_Problem statement:_ Set out every line bearing the string "helper".

--- Start Data provided ---

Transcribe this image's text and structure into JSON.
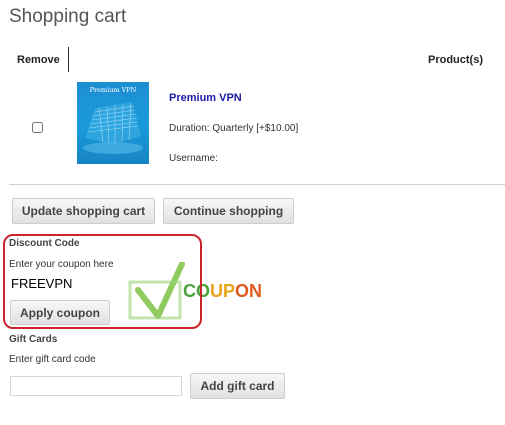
{
  "page": {
    "title": "Shopping cart"
  },
  "cart_table": {
    "headers": {
      "remove": "Remove",
      "products": "Product(s)"
    },
    "items": [
      {
        "image_caption": "Premium VPN",
        "name": "Premium VPN",
        "duration": "Duration: Quarterly [+$10.00]",
        "username": "Username:"
      }
    ]
  },
  "actions": {
    "update_cart": "Update shopping cart",
    "continue_shopping": "Continue shopping"
  },
  "discount": {
    "label": "Discount Code",
    "helper": "Enter your coupon here",
    "value": "FREEVPN",
    "apply": "Apply coupon"
  },
  "watermark": {
    "letters": [
      "C",
      "O",
      "U",
      "P",
      "O",
      "N"
    ],
    "colors": [
      "#4aa03a",
      "#4aa03a",
      "#e8a21b",
      "#e8a21b",
      "#e05a1e",
      "#e05a1e"
    ]
  },
  "gift": {
    "label": "Gift Cards",
    "helper": "Enter gift card code",
    "value": "",
    "add": "Add gift card"
  },
  "colors": {
    "product_link": "#1a1aa6",
    "highlight": "#c9252b",
    "check_green": "#7cc244"
  }
}
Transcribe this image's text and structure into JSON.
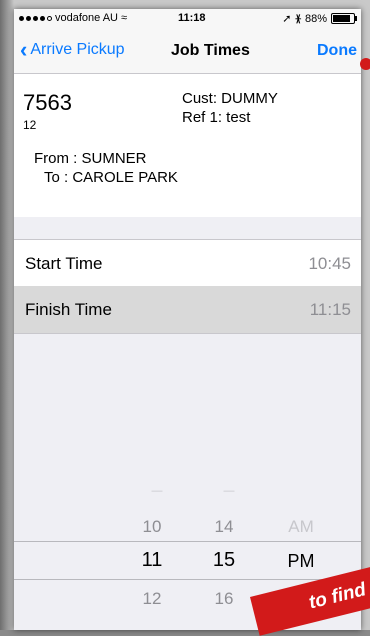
{
  "status": {
    "carrier": "vodafone AU",
    "time": "11:18",
    "battery": "88%"
  },
  "nav": {
    "back_label": "Arrive Pickup",
    "title": "Job Times",
    "done_label": "Done"
  },
  "job": {
    "number": "7563",
    "sub": "12",
    "cust": "Cust: DUMMY",
    "ref": "Ref 1: test",
    "from": "From : SUMNER",
    "to": "To : CAROLE PARK"
  },
  "times": {
    "start_label": "Start Time",
    "start_value": "10:45",
    "finish_label": "Finish Time",
    "finish_value": "11:15"
  },
  "picker": {
    "hours": [
      "10",
      "11",
      "12"
    ],
    "minutes": [
      "14",
      "15",
      "16"
    ],
    "ampm": [
      "AM",
      "PM"
    ]
  },
  "banner": {
    "text": "to find t"
  },
  "colors": {
    "accent": "#0a7aff",
    "highlight_row": "#d9d9d9",
    "annotation": "#d21a1a"
  }
}
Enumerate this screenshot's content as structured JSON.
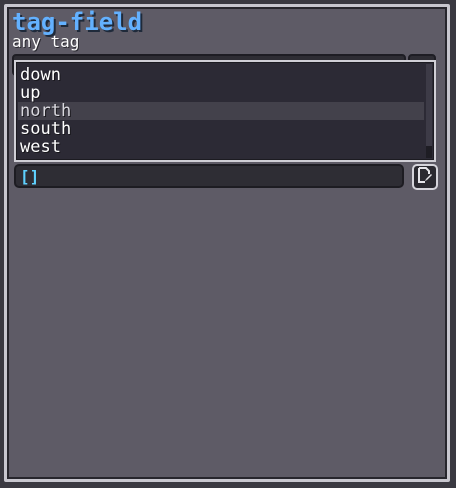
{
  "window": {
    "title": "tag-field",
    "subtitle": "any tag"
  },
  "dropdown": {
    "items": [
      {
        "label": "down",
        "highlighted": false
      },
      {
        "label": "up",
        "highlighted": false
      },
      {
        "label": "north",
        "highlighted": true
      },
      {
        "label": "south",
        "highlighted": false
      },
      {
        "label": "west",
        "highlighted": false
      }
    ]
  },
  "input": {
    "value": "[]"
  },
  "icons": {
    "edit": "edit-icon"
  },
  "colors": {
    "title": "#63b1ff",
    "input_value": "#5fd1ff",
    "highlight_row": "#43414b"
  }
}
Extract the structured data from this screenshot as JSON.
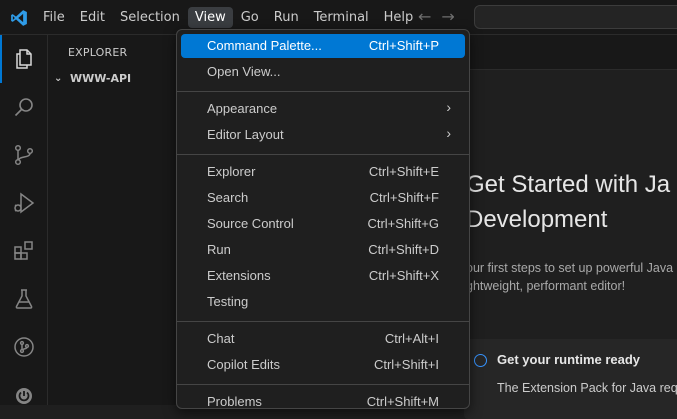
{
  "menubar": {
    "items": [
      "File",
      "Edit",
      "Selection",
      "View",
      "Go",
      "Run",
      "Terminal",
      "Help"
    ],
    "active_index": 3
  },
  "sidebar": {
    "title": "EXPLORER",
    "folder": "WWW-API"
  },
  "walkthrough": {
    "title_line1": "Get Started with Ja",
    "title_line2": "Development",
    "sub_line1": "our first steps to set up powerful Java",
    "sub_line2": "ghtweight, performant editor!",
    "card_title": "Get your runtime ready",
    "card_desc": "The Extension Pack for Java requ"
  },
  "view_menu": {
    "groups": [
      [
        {
          "label": "Command Palette...",
          "shortcut": "Ctrl+Shift+P"
        },
        {
          "label": "Open View...",
          "shortcut": ""
        }
      ],
      [
        {
          "label": "Appearance",
          "submenu": true
        },
        {
          "label": "Editor Layout",
          "submenu": true
        }
      ],
      [
        {
          "label": "Explorer",
          "shortcut": "Ctrl+Shift+E"
        },
        {
          "label": "Search",
          "shortcut": "Ctrl+Shift+F"
        },
        {
          "label": "Source Control",
          "shortcut": "Ctrl+Shift+G"
        },
        {
          "label": "Run",
          "shortcut": "Ctrl+Shift+D"
        },
        {
          "label": "Extensions",
          "shortcut": "Ctrl+Shift+X"
        },
        {
          "label": "Testing",
          "shortcut": ""
        }
      ],
      [
        {
          "label": "Chat",
          "shortcut": "Ctrl+Alt+I"
        },
        {
          "label": "Copilot Edits",
          "shortcut": "Ctrl+Shift+I"
        }
      ],
      [
        {
          "label": "Problems",
          "shortcut": "Ctrl+Shift+M"
        }
      ]
    ]
  },
  "colors": {
    "accent": "#0078d4",
    "menu_bg": "#1f1f1f",
    "activity_bg": "#181818"
  }
}
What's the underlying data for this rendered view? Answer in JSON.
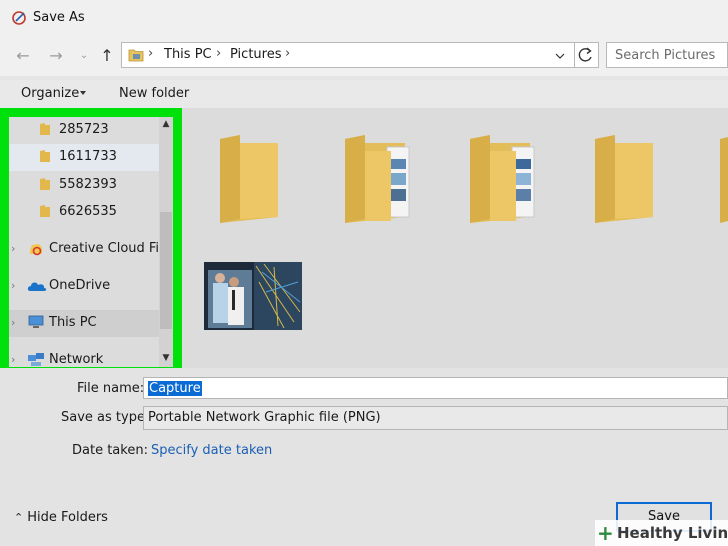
{
  "window": {
    "title": "Save As"
  },
  "address": {
    "crumbs": [
      "This PC",
      "Pictures"
    ],
    "search_placeholder": "Search Pictures"
  },
  "toolbar": {
    "organize_label": "Organize",
    "new_folder_label": "New folder"
  },
  "nav_pane": {
    "items": [
      {
        "label": "285723",
        "icon": "folder-icon"
      },
      {
        "label": "1611733",
        "icon": "folder-icon"
      },
      {
        "label": "5582393",
        "icon": "folder-icon"
      },
      {
        "label": "6626535",
        "icon": "folder-icon"
      },
      {
        "label": "Creative Cloud Files",
        "icon": "creative-cloud-icon"
      },
      {
        "label": "OneDrive",
        "icon": "onedrive-icon"
      },
      {
        "label": "This PC",
        "icon": "computer-icon"
      },
      {
        "label": "Network",
        "icon": "network-icon"
      }
    ],
    "highlight_color": "#00e10b"
  },
  "files": [
    {
      "type": "folder-icon"
    },
    {
      "type": "folder-with-files-icon"
    },
    {
      "type": "folder-with-files-icon"
    },
    {
      "type": "folder-icon"
    },
    {
      "type": "image-thumbnail"
    }
  ],
  "form": {
    "file_name_label": "File name:",
    "file_name_value": "Capture",
    "save_type_label": "Save as type:",
    "save_type_value": "Portable Network Graphic file (PNG)",
    "date_taken_label": "Date taken:",
    "date_taken_link": "Specify date taken"
  },
  "footer": {
    "hide_folders_label": "Hide Folders",
    "save_label": "Save"
  },
  "watermark": {
    "text": "Healthy Living"
  }
}
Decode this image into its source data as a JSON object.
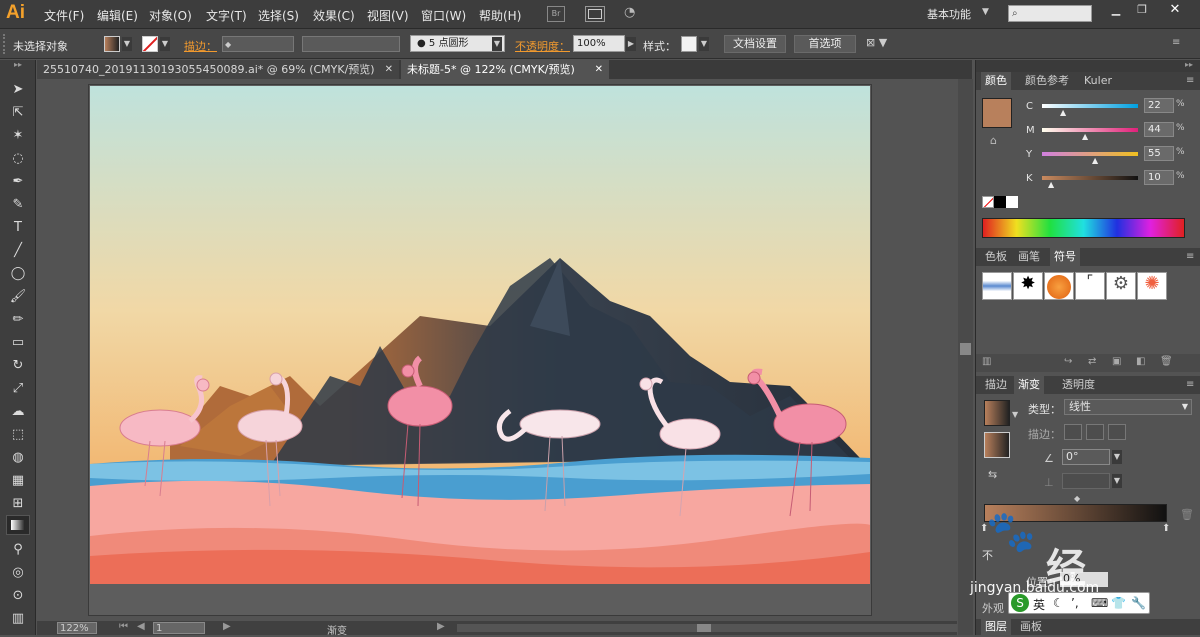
{
  "app": {
    "logo": "Ai"
  },
  "menu": [
    "文件(F)",
    "编辑(E)",
    "对象(O)",
    "文字(T)",
    "选择(S)",
    "效果(C)",
    "视图(V)",
    "窗口(W)",
    "帮助(H)"
  ],
  "workspace": "基本功能",
  "menubar_icons": [
    "bridge-icon",
    "arrange-documents-icon",
    "gpu-performance-icon"
  ],
  "control": {
    "selection": "未选择对象",
    "stroke_label": "描边：",
    "brush": "5 点圆形",
    "opacity_label": "不透明度：",
    "opacity_value": "100%",
    "style_label": "样式：",
    "doc_setup": "文档设置",
    "preferences": "首选项"
  },
  "tabs": [
    {
      "title": "25510740_20191130193055450089.ai* @ 69% (CMYK/预览)"
    },
    {
      "title": "未标题-5* @ 122% (CMYK/预览)"
    }
  ],
  "status": {
    "zoom": "122%",
    "page": "1",
    "tool": "渐变"
  },
  "color_panel": {
    "tabs": [
      "颜色",
      "颜色参考",
      "Kuler"
    ],
    "channels": [
      {
        "name": "C",
        "value": "22"
      },
      {
        "name": "M",
        "value": "44"
      },
      {
        "name": "Y",
        "value": "55"
      },
      {
        "name": "K",
        "value": "10"
      }
    ],
    "fill": "#b8805c"
  },
  "swatch_panel": {
    "tabs": [
      "色板",
      "画笔",
      "符号"
    ]
  },
  "gradient_panel": {
    "tabs": [
      "描边",
      "渐变",
      "透明度"
    ],
    "type_label": "类型：",
    "type_value": "线性",
    "stroke_label": "描边：",
    "angle": "0°",
    "location_label": "位置：",
    "location_value": "0%",
    "opacity_prefix": "不"
  },
  "layers_panel": {
    "tabs": [
      "图层",
      "画板"
    ]
  },
  "appearance_label": "外观",
  "watermark": {
    "text": "经",
    "url": "jingyan.baidu.com",
    "ime": "英"
  },
  "colors": {
    "sky_top": "#bfe2dc",
    "sky_bottom": "#f2a14e",
    "mountain": "#2e3a48",
    "water": "#4a9ed0",
    "sand": "#f7a7a0",
    "sand_dark": "#ec6e58",
    "flamingo": "#f28fa6"
  }
}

--- End Data provided ---

_Result:_
    "helper": "Enter your coupon here",
    "helper": "Enter gift card code",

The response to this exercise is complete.